PROBLEM DESCRIPTION
Wherever the word "number" shows up in a line, please copy that line.
#####
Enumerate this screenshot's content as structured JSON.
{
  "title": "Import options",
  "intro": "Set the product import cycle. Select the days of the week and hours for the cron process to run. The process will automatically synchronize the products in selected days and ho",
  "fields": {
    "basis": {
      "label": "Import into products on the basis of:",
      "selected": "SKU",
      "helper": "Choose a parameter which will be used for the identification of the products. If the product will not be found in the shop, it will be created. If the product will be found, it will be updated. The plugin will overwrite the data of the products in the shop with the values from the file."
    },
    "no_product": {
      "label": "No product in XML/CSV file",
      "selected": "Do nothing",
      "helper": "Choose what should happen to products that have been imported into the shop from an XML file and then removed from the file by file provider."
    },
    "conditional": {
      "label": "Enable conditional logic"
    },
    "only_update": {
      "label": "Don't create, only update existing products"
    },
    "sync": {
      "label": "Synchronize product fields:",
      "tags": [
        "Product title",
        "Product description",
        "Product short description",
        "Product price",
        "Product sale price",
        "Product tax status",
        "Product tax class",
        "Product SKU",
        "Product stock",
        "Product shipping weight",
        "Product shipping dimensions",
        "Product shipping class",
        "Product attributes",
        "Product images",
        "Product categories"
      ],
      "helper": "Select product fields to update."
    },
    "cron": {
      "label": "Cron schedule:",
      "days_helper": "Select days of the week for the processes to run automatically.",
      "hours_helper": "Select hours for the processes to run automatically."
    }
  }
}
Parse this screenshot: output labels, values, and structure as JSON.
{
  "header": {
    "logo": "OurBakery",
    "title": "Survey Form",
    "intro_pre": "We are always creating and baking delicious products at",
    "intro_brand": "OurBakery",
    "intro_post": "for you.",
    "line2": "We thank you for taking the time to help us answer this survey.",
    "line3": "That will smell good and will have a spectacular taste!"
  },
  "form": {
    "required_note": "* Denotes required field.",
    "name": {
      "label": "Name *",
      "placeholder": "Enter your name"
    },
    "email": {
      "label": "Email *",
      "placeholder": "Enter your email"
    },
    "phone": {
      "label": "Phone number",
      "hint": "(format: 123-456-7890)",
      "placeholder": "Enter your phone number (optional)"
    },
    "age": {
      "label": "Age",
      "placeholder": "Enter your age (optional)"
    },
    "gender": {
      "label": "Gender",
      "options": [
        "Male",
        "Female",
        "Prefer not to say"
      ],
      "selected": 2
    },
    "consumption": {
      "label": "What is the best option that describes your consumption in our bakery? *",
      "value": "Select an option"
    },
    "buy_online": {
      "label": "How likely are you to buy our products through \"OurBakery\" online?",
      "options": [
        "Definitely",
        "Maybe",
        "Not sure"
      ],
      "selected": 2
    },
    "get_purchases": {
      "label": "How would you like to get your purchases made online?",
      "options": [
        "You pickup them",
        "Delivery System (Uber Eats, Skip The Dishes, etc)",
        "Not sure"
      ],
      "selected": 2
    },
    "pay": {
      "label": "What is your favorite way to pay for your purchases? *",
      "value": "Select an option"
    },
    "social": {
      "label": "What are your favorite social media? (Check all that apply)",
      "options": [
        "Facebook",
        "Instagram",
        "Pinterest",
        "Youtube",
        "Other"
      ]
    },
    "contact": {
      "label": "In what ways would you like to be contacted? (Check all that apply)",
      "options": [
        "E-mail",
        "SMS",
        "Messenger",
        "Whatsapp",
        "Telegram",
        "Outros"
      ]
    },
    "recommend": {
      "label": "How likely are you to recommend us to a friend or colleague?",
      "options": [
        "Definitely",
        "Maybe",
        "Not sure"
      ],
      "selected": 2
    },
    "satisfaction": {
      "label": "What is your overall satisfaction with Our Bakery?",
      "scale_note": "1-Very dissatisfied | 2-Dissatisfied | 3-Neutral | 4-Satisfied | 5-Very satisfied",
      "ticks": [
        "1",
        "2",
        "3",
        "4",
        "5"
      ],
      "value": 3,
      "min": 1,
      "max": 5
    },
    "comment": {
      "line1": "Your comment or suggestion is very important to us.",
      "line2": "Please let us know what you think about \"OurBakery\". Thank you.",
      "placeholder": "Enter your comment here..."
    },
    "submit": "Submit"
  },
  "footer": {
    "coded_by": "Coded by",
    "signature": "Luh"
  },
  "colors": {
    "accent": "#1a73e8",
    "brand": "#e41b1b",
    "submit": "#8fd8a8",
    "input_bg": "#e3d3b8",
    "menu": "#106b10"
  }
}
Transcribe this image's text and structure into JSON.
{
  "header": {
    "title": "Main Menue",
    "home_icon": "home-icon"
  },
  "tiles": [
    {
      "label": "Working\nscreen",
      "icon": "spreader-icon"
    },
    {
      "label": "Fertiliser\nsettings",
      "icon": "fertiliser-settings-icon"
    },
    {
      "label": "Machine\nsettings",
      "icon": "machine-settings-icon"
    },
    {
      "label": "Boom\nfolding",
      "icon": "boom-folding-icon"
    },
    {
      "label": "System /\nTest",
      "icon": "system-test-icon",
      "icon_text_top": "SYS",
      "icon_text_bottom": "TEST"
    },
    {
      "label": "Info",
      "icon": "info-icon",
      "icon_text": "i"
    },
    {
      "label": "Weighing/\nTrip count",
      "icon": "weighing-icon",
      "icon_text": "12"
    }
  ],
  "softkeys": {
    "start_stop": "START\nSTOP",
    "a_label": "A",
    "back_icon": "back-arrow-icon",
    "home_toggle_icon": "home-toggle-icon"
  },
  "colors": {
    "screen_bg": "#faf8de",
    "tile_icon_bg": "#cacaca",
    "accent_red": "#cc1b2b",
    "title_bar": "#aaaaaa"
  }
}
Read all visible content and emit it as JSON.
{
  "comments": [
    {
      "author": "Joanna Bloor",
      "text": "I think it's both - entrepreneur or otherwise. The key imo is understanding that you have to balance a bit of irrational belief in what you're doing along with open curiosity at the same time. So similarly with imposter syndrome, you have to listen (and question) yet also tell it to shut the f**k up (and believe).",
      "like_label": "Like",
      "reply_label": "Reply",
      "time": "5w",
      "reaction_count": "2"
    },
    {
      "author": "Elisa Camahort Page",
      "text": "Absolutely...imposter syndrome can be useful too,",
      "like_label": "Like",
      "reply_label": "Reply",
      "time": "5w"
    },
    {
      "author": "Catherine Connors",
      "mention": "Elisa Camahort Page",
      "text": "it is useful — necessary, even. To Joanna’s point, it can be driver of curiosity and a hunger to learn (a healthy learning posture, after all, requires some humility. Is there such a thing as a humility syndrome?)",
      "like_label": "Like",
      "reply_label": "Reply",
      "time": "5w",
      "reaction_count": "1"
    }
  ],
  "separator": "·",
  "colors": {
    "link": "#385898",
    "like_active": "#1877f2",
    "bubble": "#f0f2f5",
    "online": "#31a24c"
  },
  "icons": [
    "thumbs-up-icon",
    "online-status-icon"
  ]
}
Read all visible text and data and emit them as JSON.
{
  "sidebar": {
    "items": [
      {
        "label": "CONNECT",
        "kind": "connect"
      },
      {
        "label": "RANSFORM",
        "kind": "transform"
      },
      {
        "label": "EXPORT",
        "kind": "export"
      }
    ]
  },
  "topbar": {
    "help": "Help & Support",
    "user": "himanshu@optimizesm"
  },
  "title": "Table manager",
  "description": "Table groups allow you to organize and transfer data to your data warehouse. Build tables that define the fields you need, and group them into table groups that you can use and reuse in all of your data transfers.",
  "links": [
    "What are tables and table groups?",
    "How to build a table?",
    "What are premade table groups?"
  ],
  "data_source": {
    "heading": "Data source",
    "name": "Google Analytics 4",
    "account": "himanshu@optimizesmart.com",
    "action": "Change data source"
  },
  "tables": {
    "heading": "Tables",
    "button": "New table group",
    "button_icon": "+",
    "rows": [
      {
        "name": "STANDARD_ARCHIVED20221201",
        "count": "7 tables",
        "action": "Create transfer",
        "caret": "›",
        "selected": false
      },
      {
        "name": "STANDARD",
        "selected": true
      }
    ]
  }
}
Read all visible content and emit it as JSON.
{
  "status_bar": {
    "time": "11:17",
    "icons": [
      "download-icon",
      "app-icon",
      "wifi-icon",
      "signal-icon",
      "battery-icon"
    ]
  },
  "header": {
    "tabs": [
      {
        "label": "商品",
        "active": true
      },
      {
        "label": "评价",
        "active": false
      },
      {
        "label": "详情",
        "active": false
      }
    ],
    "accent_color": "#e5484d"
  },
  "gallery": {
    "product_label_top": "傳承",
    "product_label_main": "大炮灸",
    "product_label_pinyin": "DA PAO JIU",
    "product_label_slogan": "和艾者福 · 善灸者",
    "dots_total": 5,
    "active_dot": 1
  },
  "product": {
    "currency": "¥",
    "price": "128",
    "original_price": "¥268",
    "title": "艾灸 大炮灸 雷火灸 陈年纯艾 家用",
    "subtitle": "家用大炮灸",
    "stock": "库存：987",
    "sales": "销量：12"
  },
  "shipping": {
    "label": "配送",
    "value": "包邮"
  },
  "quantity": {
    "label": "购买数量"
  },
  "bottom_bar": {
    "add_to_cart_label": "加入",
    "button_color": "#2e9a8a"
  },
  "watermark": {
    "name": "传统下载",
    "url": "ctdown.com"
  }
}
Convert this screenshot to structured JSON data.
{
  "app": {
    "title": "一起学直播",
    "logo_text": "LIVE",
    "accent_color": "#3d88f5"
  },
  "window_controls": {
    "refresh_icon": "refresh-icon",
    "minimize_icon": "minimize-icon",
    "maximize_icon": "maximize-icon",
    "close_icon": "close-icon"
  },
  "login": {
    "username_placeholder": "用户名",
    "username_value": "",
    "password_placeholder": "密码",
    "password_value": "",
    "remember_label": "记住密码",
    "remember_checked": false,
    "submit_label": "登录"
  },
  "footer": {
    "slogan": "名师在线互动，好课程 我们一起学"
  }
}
#####
RESULT BELOW
      "label": "Phone number",
      "placeholder": "Enter your phone number (optional)"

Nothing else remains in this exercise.